>>>

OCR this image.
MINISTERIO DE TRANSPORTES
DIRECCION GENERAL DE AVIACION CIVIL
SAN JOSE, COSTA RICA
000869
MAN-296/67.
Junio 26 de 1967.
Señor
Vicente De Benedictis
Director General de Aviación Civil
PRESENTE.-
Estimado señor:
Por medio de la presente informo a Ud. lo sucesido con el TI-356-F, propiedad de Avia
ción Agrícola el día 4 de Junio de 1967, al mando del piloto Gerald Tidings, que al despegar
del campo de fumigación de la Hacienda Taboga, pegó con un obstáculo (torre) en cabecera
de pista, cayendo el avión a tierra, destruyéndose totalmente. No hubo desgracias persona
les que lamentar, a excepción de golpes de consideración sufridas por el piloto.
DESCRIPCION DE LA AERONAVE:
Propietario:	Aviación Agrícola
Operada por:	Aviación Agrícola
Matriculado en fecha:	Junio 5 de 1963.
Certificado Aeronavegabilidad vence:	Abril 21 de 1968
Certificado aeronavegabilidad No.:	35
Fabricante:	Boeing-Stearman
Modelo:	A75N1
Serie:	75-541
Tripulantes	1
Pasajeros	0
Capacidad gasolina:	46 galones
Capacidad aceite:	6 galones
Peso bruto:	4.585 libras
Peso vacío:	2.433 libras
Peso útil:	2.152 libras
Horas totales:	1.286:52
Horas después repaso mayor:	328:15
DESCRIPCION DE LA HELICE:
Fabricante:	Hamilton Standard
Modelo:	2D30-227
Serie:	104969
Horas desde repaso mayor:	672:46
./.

<<<

• [DIRECTIONS FOR THIS TASK]
Print every entry exactly as written.

• [WRITTEN RESPONSE]
OCR this image.
MINISTERIO DE TRANSPORTES
DIRECCION GENERAL DE AVIACION CIVIL
SAN JOSE, COSTA RICA
000869
MAN-296/67.
Junio 26 de 1967.
Señor
Vicente De Benedictis
Director General de Aviación Civil
PRESENTE.-
Estimado señor:
Por medio de la presente informo a Ud. lo sucesido con el TI-356-F, propiedad de Avia
ción Agrícola el día 4 de Junio de 1967, al mando del piloto Gerald Tidings, que al despegar
del campo de fumigación de la Hacienda Taboga, pegó con un obstáculo (torre) en cabecera
de pista, cayendo el avión a tierra, destruyéndose totalmente. No hubo desgracias persona
les que lamentar, a excepción de golpes de consideración sufridas por el piloto.
DESCRIPCION DE LA AERONAVE:
Propietario:	Aviación Agrícola
Operada por:	Aviación Agrícola
Matriculado en fecha:	Junio 5 de 1963.
Certificado Aeronavegabilidad vence:	Abril 21 de 1968
Certificado aeronavegabilidad No.:	35
Fabricante:	Boeing-Stearman
Modelo:	A75N1
Serie:	75-541
Tripulantes	1
Pasajeros	0
Capacidad gasolina:	46 galones
Capacidad aceite:	6 galones
Peso bruto:	4.585 libras
Peso vacío:	2.433 libras
Peso útil:	2.152 libras
Horas totales:	1.286:52
Horas después repaso mayor:	328:15
DESCRIPCION DE LA HELICE:
Fabricante:	Hamilton Standard
Modelo:	2D30-227
Serie:	104969
Horas desde repaso mayor:	672:46
./.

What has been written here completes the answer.